--- Supplied records ---
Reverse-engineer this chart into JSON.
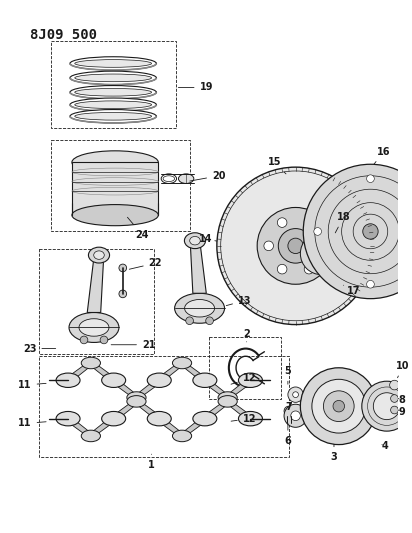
{
  "title": "8J09 500",
  "bg_color": "#ffffff",
  "line_color": "#1a1a1a",
  "title_fontsize": 10,
  "label_fontsize": 7
}
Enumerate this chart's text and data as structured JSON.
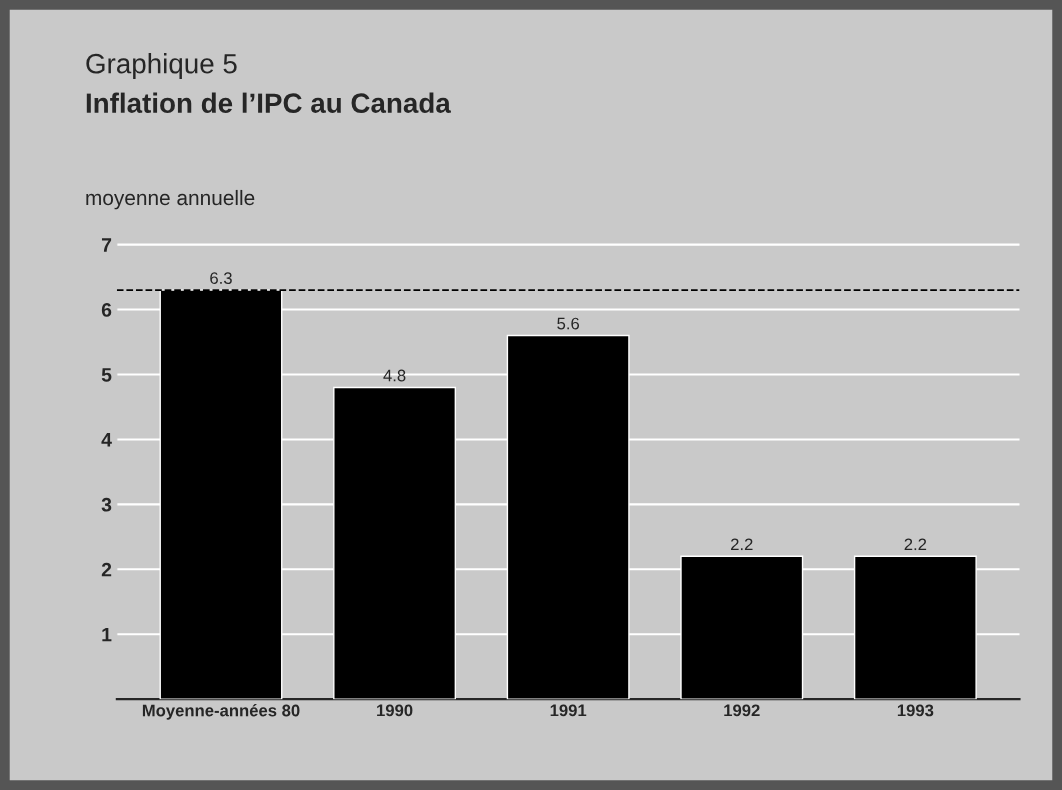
{
  "chart_data": {
    "type": "bar",
    "title": "Graphique 5",
    "subtitle": "Inflation de l’IPC au Canada",
    "ylabel": "moyenne annuelle",
    "categories": [
      "Moyenne-années 80",
      "1990",
      "1991",
      "1992",
      "1993"
    ],
    "values": [
      6.3,
      4.8,
      5.6,
      2.2,
      2.2
    ],
    "color": "#000000",
    "ylim": [
      0,
      7.3
    ],
    "yticks": [
      1,
      2,
      3,
      4,
      5,
      6,
      7
    ],
    "grid": "y",
    "data_labels": true,
    "ref_lines": [
      {
        "axis": "y",
        "value": 6.3,
        "color": "#000000",
        "line_style": "dashed"
      }
    ]
  }
}
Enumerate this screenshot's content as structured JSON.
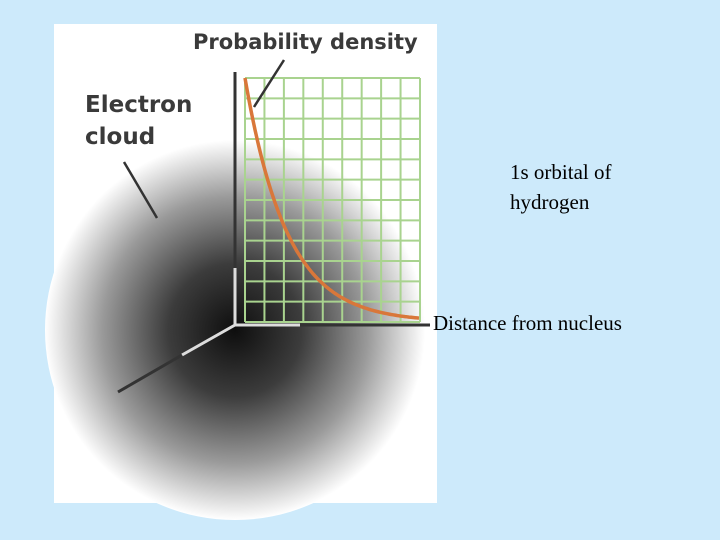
{
  "diagram": {
    "labels": {
      "probability_density": "Probability density",
      "electron_cloud": [
        "Electron",
        "cloud"
      ],
      "orbital": [
        "1s orbital of",
        "hydrogen"
      ],
      "distance": "Distance from nucleus"
    }
  }
}
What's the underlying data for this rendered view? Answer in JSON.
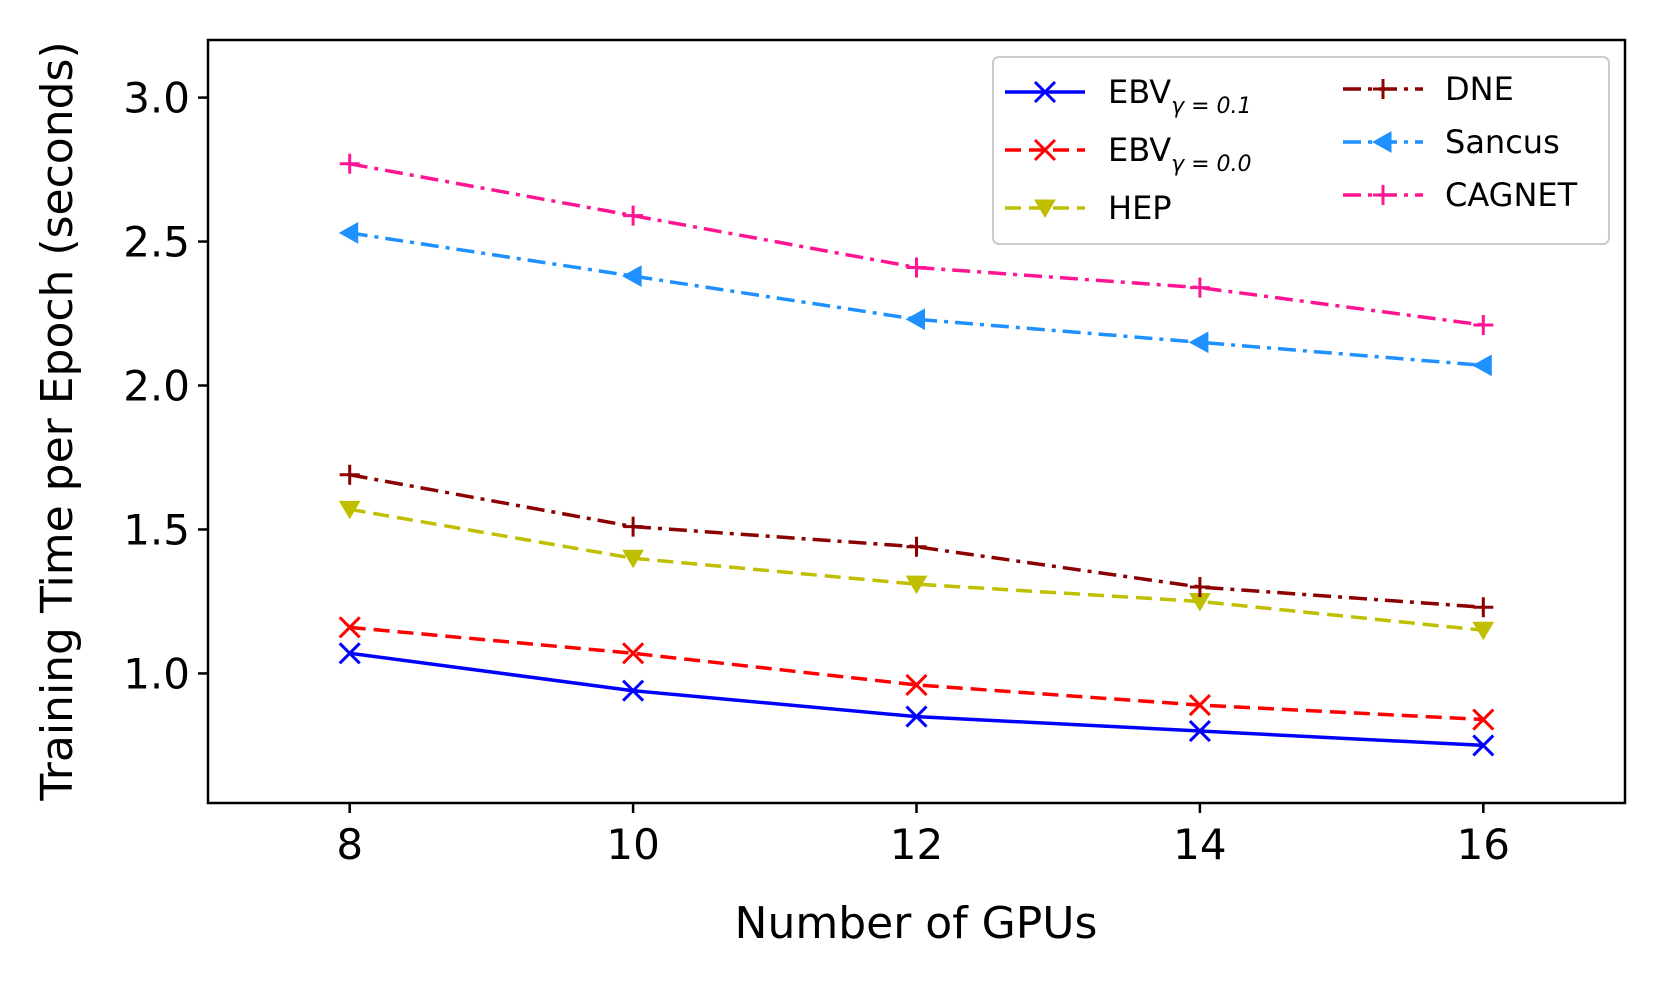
---
Stated task
Quote the full listing above word for word; exclude every picture from the copy.

Output of the exercise
Reverse-engineer this chart into JSON.
{
  "title": "8J09 500",
  "bg_color": "#ffffff",
  "line_color": "#1a1a1a",
  "title_fontsize": 10,
  "label_fontsize": 7
}
Enumerate this chart's text and data as structured JSON.
{
  "chart_data": {
    "type": "bar",
    "title": "Graphique 5",
    "subtitle": "Inflation de l’IPC au Canada",
    "ylabel": "moyenne annuelle",
    "categories": [
      "Moyenne-années 80",
      "1990",
      "1991",
      "1992",
      "1993"
    ],
    "values": [
      6.3,
      4.8,
      5.6,
      2.2,
      2.2
    ],
    "color": "#000000",
    "ylim": [
      0,
      7.3
    ],
    "yticks": [
      1,
      2,
      3,
      4,
      5,
      6,
      7
    ],
    "grid": "y",
    "data_labels": true,
    "ref_lines": [
      {
        "axis": "y",
        "value": 6.3,
        "color": "#000000",
        "line_style": "dashed"
      }
    ]
  }
}
Enumerate this screenshot's content as structured JSON.
{
  "diagram": {
    "labels": {
      "probability_density": "Probability density",
      "electron_cloud": [
        "Electron",
        "cloud"
      ],
      "orbital": [
        "1s orbital of",
        "hydrogen"
      ],
      "distance": "Distance from nucleus"
    }
  }
}
What's the underlying data for this rendered view? Answer in JSON.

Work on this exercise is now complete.